● **Aim**
Return every line of the data below that includes the string "date".

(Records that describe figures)
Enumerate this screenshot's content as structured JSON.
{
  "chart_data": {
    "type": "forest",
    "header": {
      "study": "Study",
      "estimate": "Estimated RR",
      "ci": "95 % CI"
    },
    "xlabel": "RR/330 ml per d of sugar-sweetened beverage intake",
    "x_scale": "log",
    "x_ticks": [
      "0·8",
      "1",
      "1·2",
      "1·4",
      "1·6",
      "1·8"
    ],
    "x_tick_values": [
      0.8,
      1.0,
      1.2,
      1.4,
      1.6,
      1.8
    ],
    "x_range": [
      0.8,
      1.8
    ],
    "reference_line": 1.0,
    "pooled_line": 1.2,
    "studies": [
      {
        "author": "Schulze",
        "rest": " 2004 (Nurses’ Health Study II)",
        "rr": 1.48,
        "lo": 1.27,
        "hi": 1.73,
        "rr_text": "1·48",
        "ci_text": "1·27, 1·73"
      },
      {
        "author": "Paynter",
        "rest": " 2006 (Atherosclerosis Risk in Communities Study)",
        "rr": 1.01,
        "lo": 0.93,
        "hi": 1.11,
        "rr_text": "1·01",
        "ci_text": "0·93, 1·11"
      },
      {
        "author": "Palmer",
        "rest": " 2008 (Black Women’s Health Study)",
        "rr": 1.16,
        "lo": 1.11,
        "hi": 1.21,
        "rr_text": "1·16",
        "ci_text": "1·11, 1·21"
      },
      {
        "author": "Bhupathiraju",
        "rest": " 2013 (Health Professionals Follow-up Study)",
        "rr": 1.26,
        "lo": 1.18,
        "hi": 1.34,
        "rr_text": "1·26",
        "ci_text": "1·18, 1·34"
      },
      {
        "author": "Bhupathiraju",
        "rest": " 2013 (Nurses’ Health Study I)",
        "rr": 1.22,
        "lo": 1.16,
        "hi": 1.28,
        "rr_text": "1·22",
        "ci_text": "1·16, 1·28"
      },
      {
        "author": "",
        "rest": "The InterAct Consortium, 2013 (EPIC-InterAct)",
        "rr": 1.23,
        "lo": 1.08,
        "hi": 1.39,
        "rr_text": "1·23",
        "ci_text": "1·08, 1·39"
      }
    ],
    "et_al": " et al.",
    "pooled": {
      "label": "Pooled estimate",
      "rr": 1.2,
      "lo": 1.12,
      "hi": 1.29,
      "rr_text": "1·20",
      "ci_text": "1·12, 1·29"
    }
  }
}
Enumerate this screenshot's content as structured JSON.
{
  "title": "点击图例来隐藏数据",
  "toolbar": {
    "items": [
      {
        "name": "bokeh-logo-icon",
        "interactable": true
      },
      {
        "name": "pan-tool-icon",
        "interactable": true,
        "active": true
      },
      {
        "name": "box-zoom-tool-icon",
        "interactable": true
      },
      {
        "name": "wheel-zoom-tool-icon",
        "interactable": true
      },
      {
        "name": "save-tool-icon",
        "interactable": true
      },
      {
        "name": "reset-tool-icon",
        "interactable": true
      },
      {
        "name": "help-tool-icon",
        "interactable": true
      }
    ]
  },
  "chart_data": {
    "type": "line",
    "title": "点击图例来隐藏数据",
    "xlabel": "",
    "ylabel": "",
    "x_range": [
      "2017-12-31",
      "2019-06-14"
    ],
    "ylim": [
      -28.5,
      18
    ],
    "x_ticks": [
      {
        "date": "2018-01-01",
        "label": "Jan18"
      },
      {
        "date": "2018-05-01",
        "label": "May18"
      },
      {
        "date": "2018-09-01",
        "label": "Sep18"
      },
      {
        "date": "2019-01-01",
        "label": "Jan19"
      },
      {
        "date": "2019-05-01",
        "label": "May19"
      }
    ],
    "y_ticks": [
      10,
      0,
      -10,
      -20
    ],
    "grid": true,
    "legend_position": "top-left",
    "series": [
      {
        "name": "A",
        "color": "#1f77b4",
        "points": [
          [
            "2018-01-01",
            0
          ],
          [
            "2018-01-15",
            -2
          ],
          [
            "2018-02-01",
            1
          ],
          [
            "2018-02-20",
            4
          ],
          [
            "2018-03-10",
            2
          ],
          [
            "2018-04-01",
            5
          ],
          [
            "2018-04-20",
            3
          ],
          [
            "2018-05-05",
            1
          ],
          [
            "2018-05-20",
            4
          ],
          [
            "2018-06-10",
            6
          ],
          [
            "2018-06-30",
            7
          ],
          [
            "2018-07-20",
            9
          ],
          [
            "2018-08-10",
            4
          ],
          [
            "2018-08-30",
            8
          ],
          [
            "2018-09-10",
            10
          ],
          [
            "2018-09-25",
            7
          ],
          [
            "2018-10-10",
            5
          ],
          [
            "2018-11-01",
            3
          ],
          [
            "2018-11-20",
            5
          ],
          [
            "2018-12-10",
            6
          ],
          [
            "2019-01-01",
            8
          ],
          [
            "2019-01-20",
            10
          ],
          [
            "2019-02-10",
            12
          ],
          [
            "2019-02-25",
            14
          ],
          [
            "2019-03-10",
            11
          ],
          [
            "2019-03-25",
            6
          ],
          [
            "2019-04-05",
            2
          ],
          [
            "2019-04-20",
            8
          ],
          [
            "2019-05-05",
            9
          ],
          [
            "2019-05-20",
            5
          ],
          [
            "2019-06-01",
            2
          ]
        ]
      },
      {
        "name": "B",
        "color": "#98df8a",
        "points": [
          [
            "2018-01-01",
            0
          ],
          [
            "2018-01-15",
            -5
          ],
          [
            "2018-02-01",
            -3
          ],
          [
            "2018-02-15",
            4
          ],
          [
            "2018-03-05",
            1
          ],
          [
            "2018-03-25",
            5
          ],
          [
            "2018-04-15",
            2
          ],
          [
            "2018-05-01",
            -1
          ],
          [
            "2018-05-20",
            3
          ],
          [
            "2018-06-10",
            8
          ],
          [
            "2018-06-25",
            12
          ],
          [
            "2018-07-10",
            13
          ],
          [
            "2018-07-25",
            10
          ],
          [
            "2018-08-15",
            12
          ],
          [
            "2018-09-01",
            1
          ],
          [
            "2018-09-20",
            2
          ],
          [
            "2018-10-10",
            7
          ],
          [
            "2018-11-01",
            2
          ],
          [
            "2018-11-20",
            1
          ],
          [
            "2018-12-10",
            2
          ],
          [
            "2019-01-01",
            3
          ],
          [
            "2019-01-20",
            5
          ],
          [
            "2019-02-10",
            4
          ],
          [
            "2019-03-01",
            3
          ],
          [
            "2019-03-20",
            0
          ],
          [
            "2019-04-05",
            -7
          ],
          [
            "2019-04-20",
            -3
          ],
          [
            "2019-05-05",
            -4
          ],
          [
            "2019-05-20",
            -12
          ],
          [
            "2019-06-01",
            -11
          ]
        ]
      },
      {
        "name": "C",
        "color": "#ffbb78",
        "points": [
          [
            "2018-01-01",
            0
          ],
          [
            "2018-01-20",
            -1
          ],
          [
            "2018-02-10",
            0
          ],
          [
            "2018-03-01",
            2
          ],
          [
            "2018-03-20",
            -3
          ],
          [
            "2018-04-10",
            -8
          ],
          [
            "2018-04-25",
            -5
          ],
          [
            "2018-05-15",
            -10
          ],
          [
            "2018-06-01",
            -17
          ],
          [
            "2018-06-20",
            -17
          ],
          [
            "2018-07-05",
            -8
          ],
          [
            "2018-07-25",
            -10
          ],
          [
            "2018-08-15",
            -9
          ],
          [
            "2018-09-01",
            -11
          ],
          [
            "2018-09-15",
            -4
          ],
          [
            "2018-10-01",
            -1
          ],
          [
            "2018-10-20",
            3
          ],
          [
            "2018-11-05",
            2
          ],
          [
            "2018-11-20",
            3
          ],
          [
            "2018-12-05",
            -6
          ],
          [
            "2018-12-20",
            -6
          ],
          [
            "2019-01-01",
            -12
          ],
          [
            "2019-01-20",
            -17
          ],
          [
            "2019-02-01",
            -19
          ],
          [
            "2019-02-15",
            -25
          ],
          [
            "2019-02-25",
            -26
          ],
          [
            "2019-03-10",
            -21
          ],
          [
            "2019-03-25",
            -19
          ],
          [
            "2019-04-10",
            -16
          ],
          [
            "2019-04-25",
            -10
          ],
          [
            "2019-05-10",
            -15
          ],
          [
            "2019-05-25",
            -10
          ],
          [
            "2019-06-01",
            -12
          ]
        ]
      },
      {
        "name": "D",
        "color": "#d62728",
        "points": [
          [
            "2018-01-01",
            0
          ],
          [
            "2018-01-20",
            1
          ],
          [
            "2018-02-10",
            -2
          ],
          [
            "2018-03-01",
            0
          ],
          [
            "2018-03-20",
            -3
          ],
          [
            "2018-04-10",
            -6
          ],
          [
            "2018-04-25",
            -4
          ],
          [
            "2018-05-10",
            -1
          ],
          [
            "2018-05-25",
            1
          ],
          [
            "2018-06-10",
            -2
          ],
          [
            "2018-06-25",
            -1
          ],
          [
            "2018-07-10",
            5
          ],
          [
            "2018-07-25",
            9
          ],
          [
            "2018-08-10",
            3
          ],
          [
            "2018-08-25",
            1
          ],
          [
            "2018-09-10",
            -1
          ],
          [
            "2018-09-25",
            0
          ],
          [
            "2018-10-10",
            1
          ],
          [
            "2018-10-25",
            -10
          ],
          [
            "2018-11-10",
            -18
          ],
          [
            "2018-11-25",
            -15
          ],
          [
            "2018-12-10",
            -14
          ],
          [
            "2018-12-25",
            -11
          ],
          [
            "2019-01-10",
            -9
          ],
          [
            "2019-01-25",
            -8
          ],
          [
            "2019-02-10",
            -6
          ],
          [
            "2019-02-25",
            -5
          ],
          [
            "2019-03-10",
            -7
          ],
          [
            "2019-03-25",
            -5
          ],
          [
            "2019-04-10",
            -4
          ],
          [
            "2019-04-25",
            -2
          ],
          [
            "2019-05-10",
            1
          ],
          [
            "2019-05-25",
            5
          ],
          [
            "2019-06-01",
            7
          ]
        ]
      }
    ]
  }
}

● **Expected answer**
        "date": "2018-01-01",
        "date": "2018-05-01",
        "date": "2018-09-01",
        "date": "2019-01-01",
        "date": "2019-05-01",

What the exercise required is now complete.